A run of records
[start]

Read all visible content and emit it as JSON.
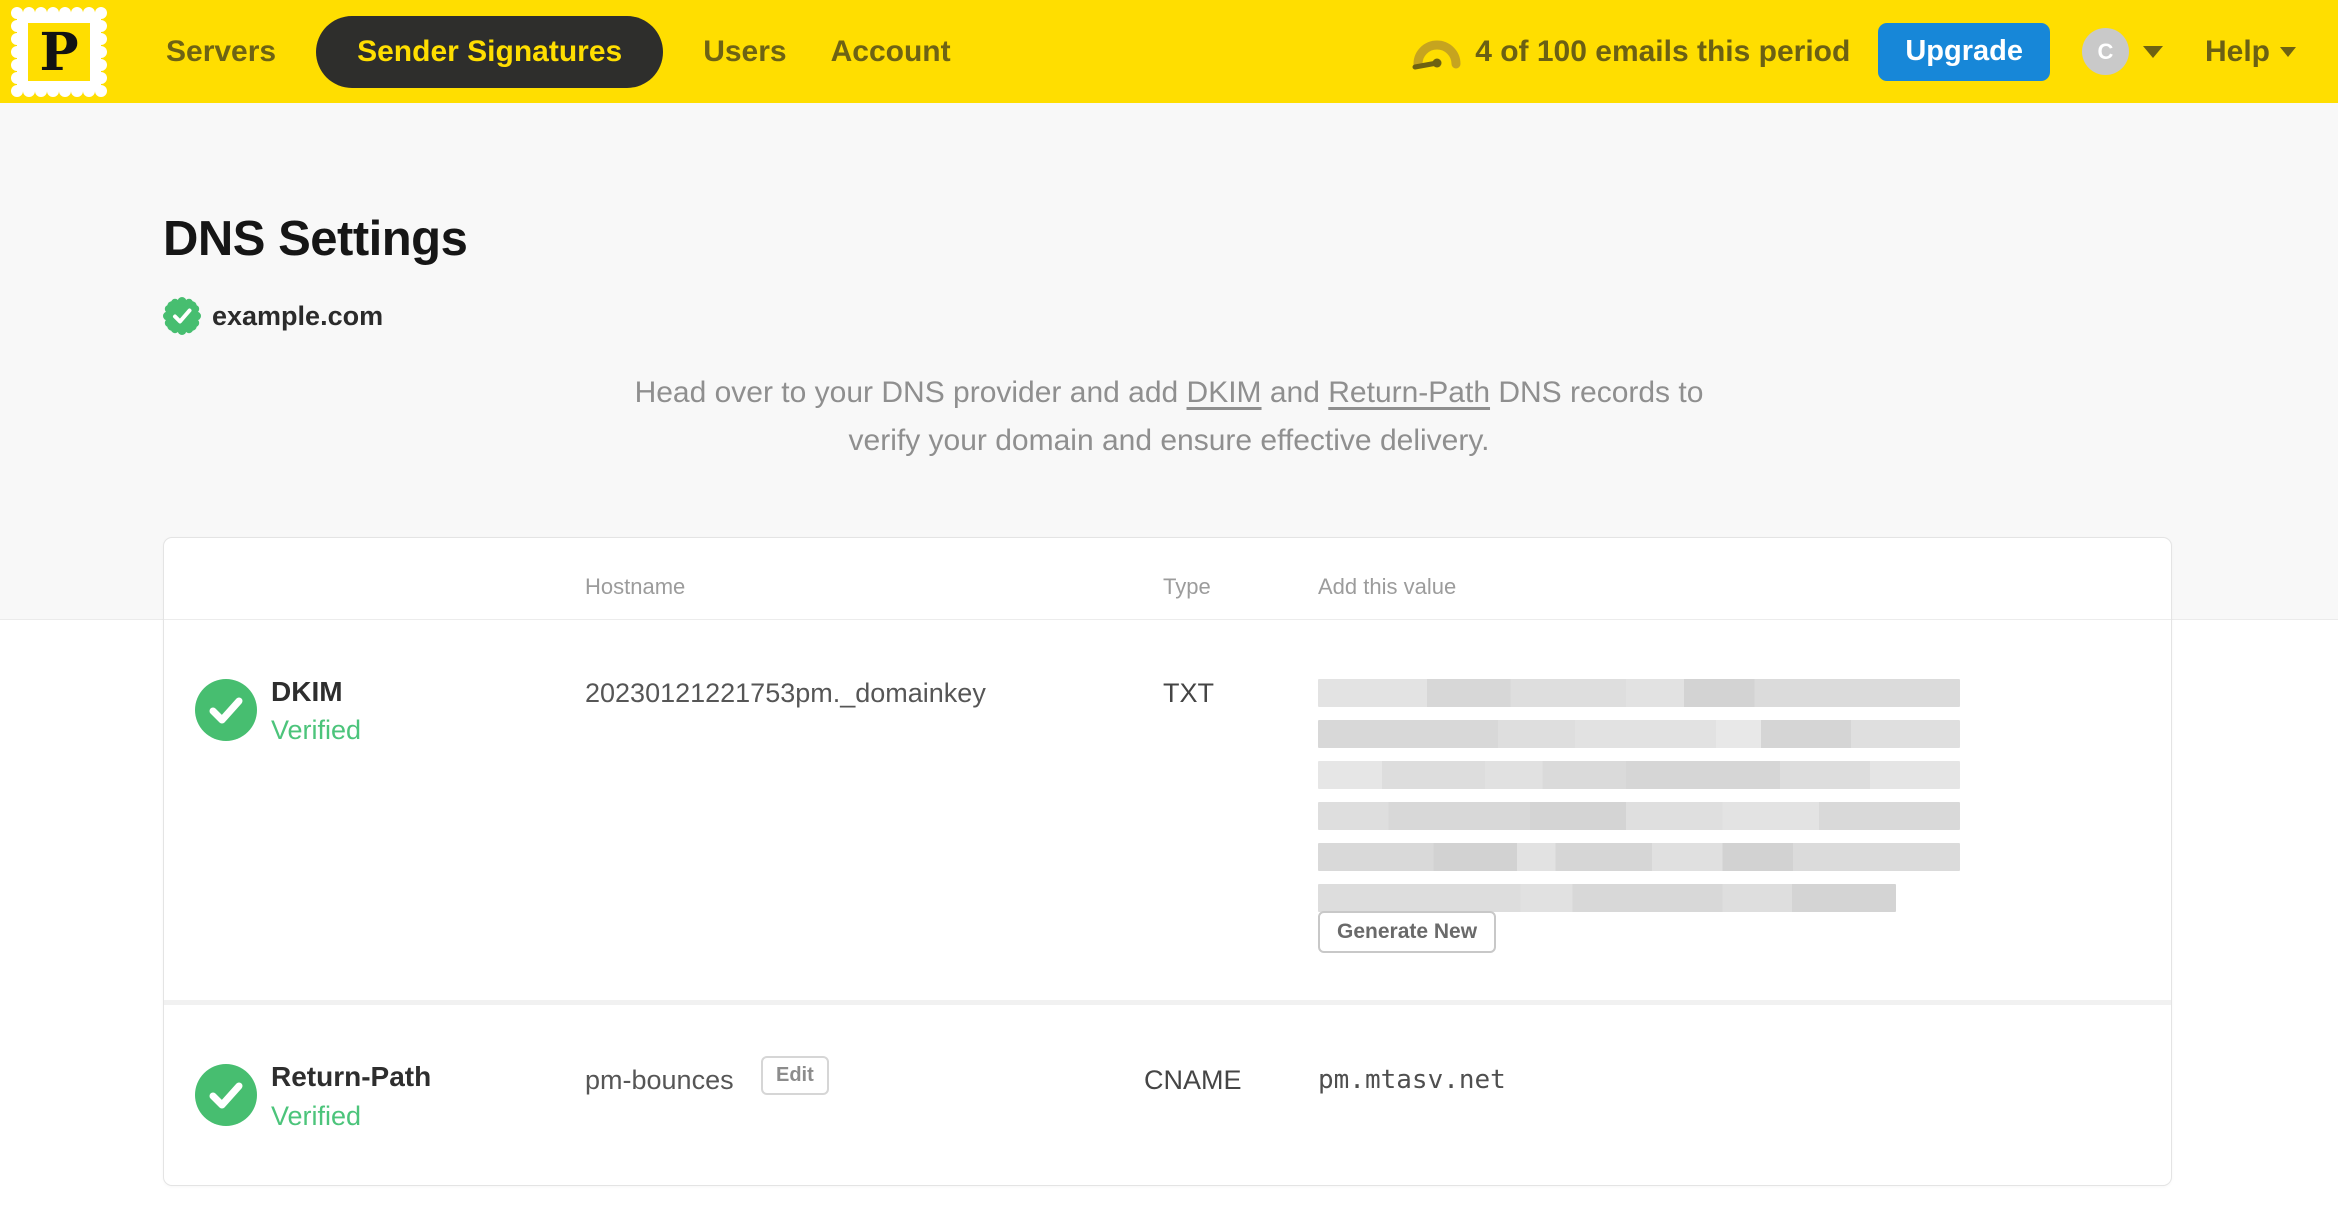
{
  "colors": {
    "brand_yellow": "#FFDE00",
    "nav_active_bg": "#2E2E2C",
    "upgrade_blue": "#1787D8",
    "verified_green": "#47BE70"
  },
  "nav": {
    "logo_letter": "P",
    "items": [
      {
        "label": "Servers",
        "active": false
      },
      {
        "label": "Sender Signatures",
        "active": true
      },
      {
        "label": "Users",
        "active": false
      },
      {
        "label": "Account",
        "active": false
      }
    ],
    "usage_text": "4 of 100 emails this period",
    "upgrade_label": "Upgrade",
    "avatar_initial": "C",
    "help_label": "Help"
  },
  "page": {
    "title": "DNS Settings",
    "domain": "example.com",
    "instructions": {
      "part1": "Head over to your DNS provider and add ",
      "link_dkim": "DKIM",
      "part2": " and ",
      "link_return_path": "Return-Path",
      "part3": " DNS records to",
      "line2": "verify your domain and ensure effective delivery."
    }
  },
  "table": {
    "columns": {
      "hostname": "Hostname",
      "type": "Type",
      "value": "Add this value"
    },
    "rows": [
      {
        "name": "DKIM",
        "status": "Verified",
        "hostname": "20230121221753pm._domainkey",
        "type": "TXT",
        "value_redacted": true,
        "action_label": "Generate New"
      },
      {
        "name": "Return-Path",
        "status": "Verified",
        "hostname": "pm-bounces",
        "edit_label": "Edit",
        "type": "CNAME",
        "value": "pm.mtasv.net"
      }
    ]
  }
}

[end]

Print each line of the material above exactly, with the pictures removed from your copy.

* FULL RESPONSE:
Read all visible content and emit it as JSON.
{
  "colors": {
    "brand_yellow": "#FFDE00",
    "nav_active_bg": "#2E2E2C",
    "upgrade_blue": "#1787D8",
    "verified_green": "#47BE70"
  },
  "nav": {
    "logo_letter": "P",
    "items": [
      {
        "label": "Servers",
        "active": false
      },
      {
        "label": "Sender Signatures",
        "active": true
      },
      {
        "label": "Users",
        "active": false
      },
      {
        "label": "Account",
        "active": false
      }
    ],
    "usage_text": "4 of 100 emails this period",
    "upgrade_label": "Upgrade",
    "avatar_initial": "C",
    "help_label": "Help"
  },
  "page": {
    "title": "DNS Settings",
    "domain": "example.com",
    "instructions": {
      "part1": "Head over to your DNS provider and add ",
      "link_dkim": "DKIM",
      "part2": " and ",
      "link_return_path": "Return-Path",
      "part3": " DNS records to",
      "line2": "verify your domain and ensure effective delivery."
    }
  },
  "table": {
    "columns": {
      "hostname": "Hostname",
      "type": "Type",
      "value": "Add this value"
    },
    "rows": [
      {
        "name": "DKIM",
        "status": "Verified",
        "hostname": "20230121221753pm._domainkey",
        "type": "TXT",
        "value_redacted": true,
        "action_label": "Generate New"
      },
      {
        "name": "Return-Path",
        "status": "Verified",
        "hostname": "pm-bounces",
        "edit_label": "Edit",
        "type": "CNAME",
        "value": "pm.mtasv.net"
      }
    ]
  }
}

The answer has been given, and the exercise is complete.